Extract:
This document is based on current practice, and our own experience indicates that there are various problems such as constraints with regard to the implementation. One of the critical constraints that exists is an attitudinal one because one can produce any theoretical model one likes, but if the attitudes of the members of this House and the executive are not in tune with the model, then I'm afraid one is wasting one's time.
So it is this relationship between the members and the executive that I initially want to focus on. Section 42(3) of the Constitution clearly gives this House the right to exercise oversight over the executive; and Section 55(2) requires this House to actually bring government to account where there are problems. Yet, what is our experience?
I'm reminded of the electricity crisis that we went through early last year. Our desire on this side of the House was to bring the then Minister of Public Enterprises, hon Alec Erwin, to account or rather be fired, because he did not exercise due diligence in his portfolio.
Now Section 92(2) of the Constitution specifically says that members of the executive are collectively and individually accountable for the exercising of their powers and performance of their functions. Yet the ANC and the Cabinet hid behind the whole concept of collective responsibility, contrary to what is in the Constitution.
So the nub of the issue is this: Unless members and the executive take on board exactly what is in this model, are prepared and have the courage to actually implement the model, then I'm afraid the model is useless. We have to exercise that oversight and demand accountability irrespective of what party bosses say - and have the courage to do so - because the attitude of the members, and not the model, will define the credibility of this institution. This brings me to the attitude of some of the Ministers of this House. All too often they treat the House at best as an irritant, at worst as an institution for which they have extreme disdain, bordering on contempt.
Why do I say this? Take questions, for example. They are a critical part of exercising oversight and demanding accountability. What is our experience? First of all, let me just say that in respect of written questions last year, 1 757 questions were tabled. The ruling party tabled 12 questions - 0,68% of all the questions. The DA tabled 1 512, which is almost 86%. But that is by the by.
More importantly, what is the record in respect of answers? Now, it is the Rule of this House that Ministers have to answer within 10 days. Our experience, first of all, is that very often there are no responses at all. As at the end of 2008, 56 questions had not been responded to. In October last year, there were over 280 questions that had not been answered, some of them stretching back to as early as February 2008 - late replies. In fact, the vast majority of replies ignore that Rule which is in the model.
So it is the attitude of Ministers that is pivotal as far as this is concerned. And very often when the replies come, they are fudged replies. In law we call it "vague and embarrassing", and indeed the replies are very often vague and embarrassing.
So, what is the solution? The solution is, as we see in Gauteng and the Eastern Cape, that if a Minister is unable to reply in time, he has to give an explanation in writing. If he does not give an explanation, must appear on the next oral day, table a response and give an explanation as to why that response was not in time. It's done in other legislatures, and there is no reason why it cannot be done in this legislature.
Now, what about oral questions? Regarding oral questions, we know that Ministers come here, but very often they are not present. The nadir was in October 2007 when, in the social clusters, 11 Ministers were required to appear, only four of whom did. Clearly, that can neither be an exercise of oversight nor the accountability demanded in those circumstances.

Written task 1:
Under the Rule of the House cited in the speech, how many days do Ministers have to answer questions?
Written task 2:
Repeat the part of the speech that begins with the words containing "More importantly, what" and ends with "in the model.".

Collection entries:
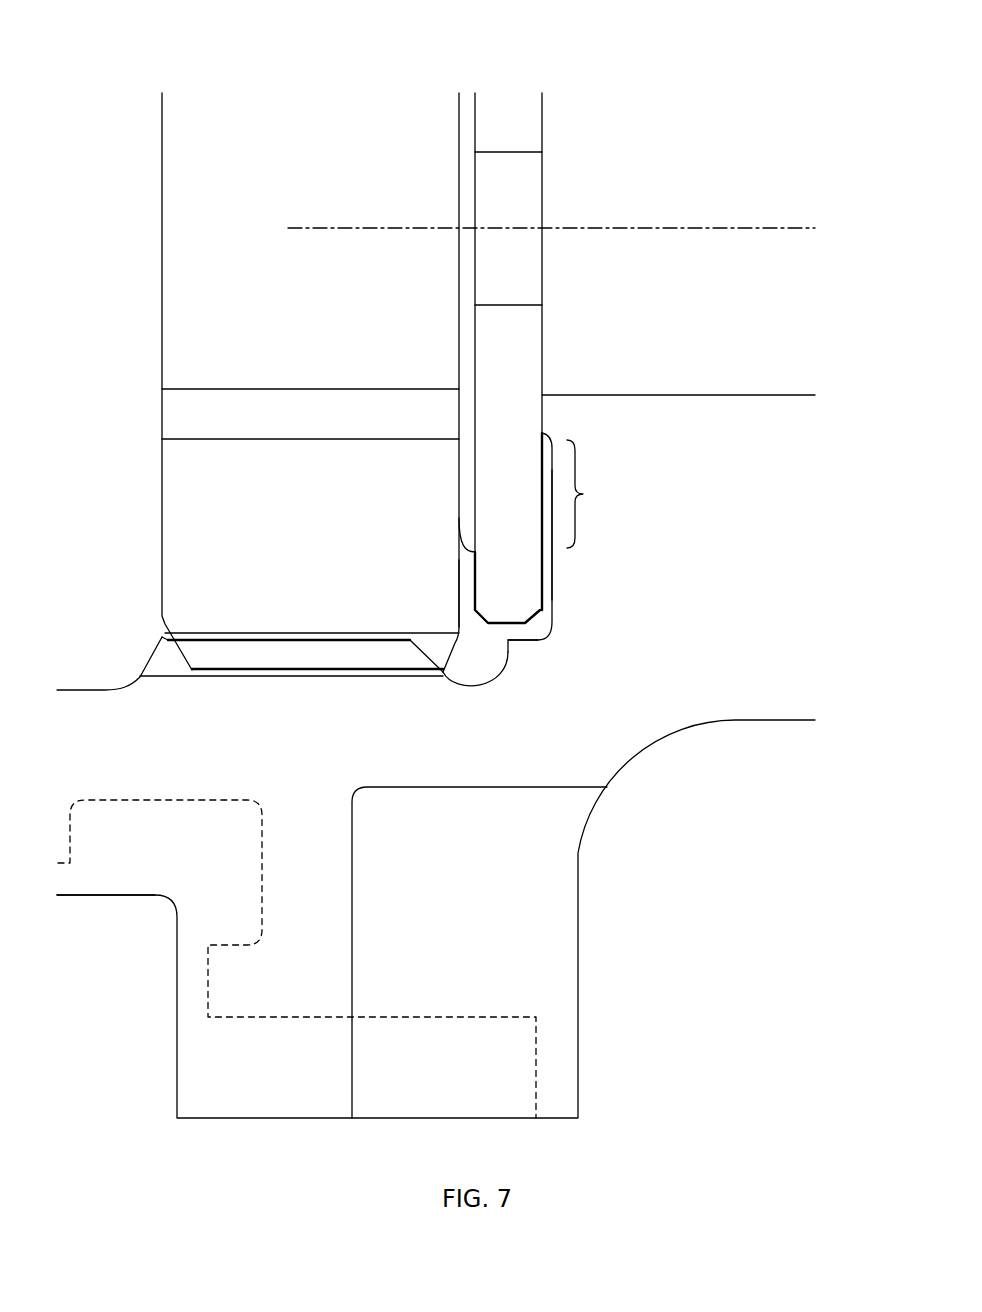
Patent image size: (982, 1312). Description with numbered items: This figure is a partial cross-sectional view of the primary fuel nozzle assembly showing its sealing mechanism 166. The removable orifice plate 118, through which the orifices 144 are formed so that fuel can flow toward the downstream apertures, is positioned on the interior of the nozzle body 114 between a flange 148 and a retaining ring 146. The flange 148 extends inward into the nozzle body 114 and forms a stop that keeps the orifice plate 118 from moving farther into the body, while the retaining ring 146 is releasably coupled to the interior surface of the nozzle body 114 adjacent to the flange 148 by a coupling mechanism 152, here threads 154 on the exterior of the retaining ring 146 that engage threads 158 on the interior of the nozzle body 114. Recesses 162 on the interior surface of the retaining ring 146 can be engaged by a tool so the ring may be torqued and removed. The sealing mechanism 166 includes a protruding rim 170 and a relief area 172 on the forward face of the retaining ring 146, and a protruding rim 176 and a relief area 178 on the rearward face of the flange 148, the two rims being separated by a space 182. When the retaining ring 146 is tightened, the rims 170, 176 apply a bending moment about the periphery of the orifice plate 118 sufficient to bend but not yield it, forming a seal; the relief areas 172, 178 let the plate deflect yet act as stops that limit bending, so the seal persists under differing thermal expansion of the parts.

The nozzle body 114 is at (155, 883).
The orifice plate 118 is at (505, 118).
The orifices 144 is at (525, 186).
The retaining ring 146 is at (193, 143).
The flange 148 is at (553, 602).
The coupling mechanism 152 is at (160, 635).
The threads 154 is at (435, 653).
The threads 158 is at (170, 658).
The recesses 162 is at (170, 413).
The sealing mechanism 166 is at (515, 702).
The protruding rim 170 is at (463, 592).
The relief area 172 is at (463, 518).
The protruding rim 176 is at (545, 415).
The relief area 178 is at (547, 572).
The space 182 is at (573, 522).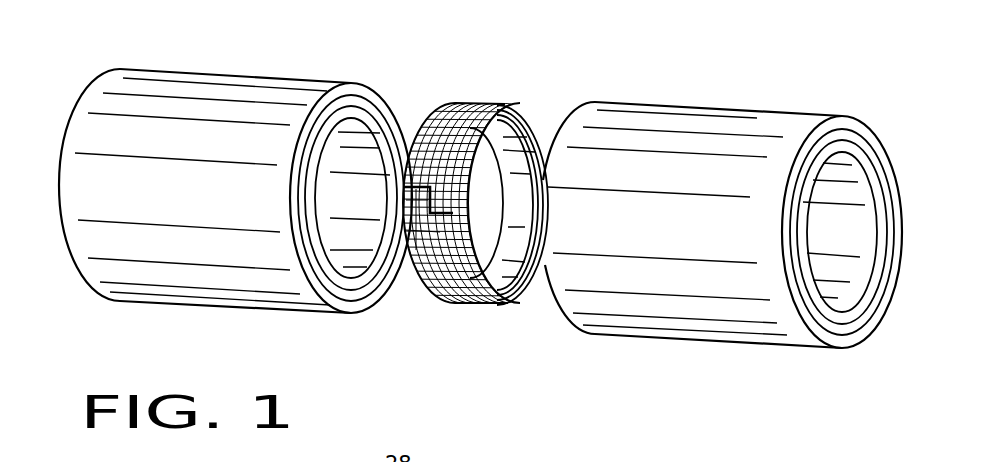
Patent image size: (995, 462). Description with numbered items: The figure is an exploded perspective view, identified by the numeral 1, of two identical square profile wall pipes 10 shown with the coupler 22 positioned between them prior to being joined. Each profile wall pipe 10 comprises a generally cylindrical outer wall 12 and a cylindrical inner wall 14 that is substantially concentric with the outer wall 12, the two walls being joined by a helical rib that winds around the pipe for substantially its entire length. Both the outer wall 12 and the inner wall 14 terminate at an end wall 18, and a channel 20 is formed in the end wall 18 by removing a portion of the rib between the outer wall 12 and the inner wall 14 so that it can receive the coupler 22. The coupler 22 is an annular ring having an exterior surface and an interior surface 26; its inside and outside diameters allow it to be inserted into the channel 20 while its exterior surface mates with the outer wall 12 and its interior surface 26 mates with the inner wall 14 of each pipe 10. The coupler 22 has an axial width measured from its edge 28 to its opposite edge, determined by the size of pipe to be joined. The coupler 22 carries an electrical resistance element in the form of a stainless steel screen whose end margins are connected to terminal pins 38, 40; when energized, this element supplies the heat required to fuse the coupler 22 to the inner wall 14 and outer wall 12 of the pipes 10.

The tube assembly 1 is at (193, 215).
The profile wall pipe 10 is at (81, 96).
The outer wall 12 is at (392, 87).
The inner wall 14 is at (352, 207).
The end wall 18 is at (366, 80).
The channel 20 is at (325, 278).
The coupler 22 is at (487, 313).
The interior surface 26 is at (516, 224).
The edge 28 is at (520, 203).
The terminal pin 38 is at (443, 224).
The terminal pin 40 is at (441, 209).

Exercise answer 1:
Ministers must answer within 10 days.

Exercise answer 2:
More importantly, what is the record in respect of answers? Now, it is the Rule of this House that Ministers have to answer within 10 days. Our experience, first of all, is that very often there are no responses at all. As at the end of 2008, 56 questions had not been responded to. In October last year, there were over 280 questions that had not been answered, some of them stretching back to as early as February 2008 - late replies. In fact, the vast majority of replies ignore that Rule which is in the model.